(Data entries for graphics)
# # # # #

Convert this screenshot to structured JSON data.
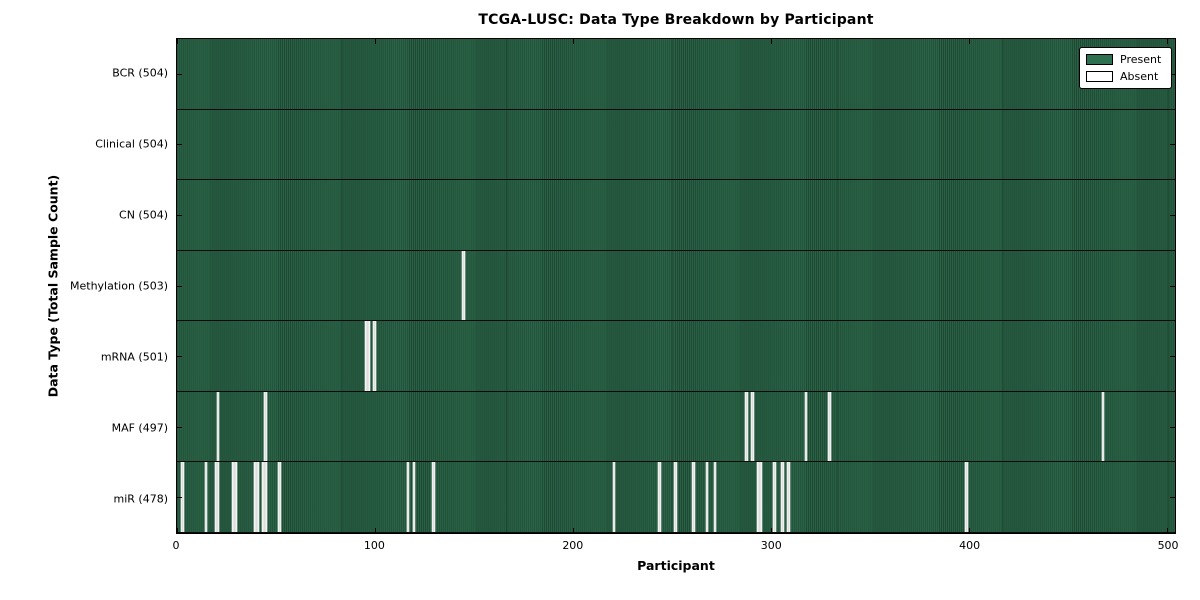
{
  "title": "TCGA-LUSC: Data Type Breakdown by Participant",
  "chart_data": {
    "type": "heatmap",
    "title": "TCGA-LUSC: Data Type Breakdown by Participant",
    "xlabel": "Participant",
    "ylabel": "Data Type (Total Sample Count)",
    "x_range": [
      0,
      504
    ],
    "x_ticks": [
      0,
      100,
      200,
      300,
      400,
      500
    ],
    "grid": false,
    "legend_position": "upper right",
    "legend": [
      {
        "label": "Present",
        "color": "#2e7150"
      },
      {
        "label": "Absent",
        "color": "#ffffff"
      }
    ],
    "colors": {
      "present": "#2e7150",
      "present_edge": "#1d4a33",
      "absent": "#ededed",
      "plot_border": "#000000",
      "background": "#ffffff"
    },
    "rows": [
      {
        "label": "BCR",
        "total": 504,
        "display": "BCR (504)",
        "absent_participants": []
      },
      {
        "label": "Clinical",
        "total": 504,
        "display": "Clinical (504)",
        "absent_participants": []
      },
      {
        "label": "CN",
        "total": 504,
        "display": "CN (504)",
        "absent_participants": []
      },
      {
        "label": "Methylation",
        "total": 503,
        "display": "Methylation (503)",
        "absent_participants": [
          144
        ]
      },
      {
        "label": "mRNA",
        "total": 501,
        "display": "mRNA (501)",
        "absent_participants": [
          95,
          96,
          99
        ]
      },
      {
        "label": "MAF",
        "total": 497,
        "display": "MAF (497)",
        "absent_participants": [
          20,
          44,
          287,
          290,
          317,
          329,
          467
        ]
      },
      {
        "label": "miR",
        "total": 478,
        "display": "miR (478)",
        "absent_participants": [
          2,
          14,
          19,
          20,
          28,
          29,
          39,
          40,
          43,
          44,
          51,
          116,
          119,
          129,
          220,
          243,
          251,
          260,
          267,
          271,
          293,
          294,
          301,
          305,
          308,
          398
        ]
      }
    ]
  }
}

# # # # #

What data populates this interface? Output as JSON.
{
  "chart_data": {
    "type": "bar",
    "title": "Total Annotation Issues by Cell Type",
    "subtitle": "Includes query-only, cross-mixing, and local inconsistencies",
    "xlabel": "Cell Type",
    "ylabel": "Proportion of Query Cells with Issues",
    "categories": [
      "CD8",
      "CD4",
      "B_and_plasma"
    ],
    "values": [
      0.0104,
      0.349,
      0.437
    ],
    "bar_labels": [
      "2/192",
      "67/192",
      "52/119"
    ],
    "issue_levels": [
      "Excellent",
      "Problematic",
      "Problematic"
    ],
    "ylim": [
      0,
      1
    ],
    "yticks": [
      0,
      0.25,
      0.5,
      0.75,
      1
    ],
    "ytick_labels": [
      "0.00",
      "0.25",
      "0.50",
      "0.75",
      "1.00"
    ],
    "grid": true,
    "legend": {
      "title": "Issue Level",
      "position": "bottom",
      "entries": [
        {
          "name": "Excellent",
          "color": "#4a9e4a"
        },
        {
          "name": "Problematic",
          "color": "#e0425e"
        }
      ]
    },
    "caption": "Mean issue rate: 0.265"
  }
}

# # # # #

** Task description **
Whenever a line above contains "LUSC", copy that line.

** Task result **
  "title": "TCGA-LUSC: Data Type Breakdown by Participant",
    "title": "TCGA-LUSC: Data Type Breakdown by Participant",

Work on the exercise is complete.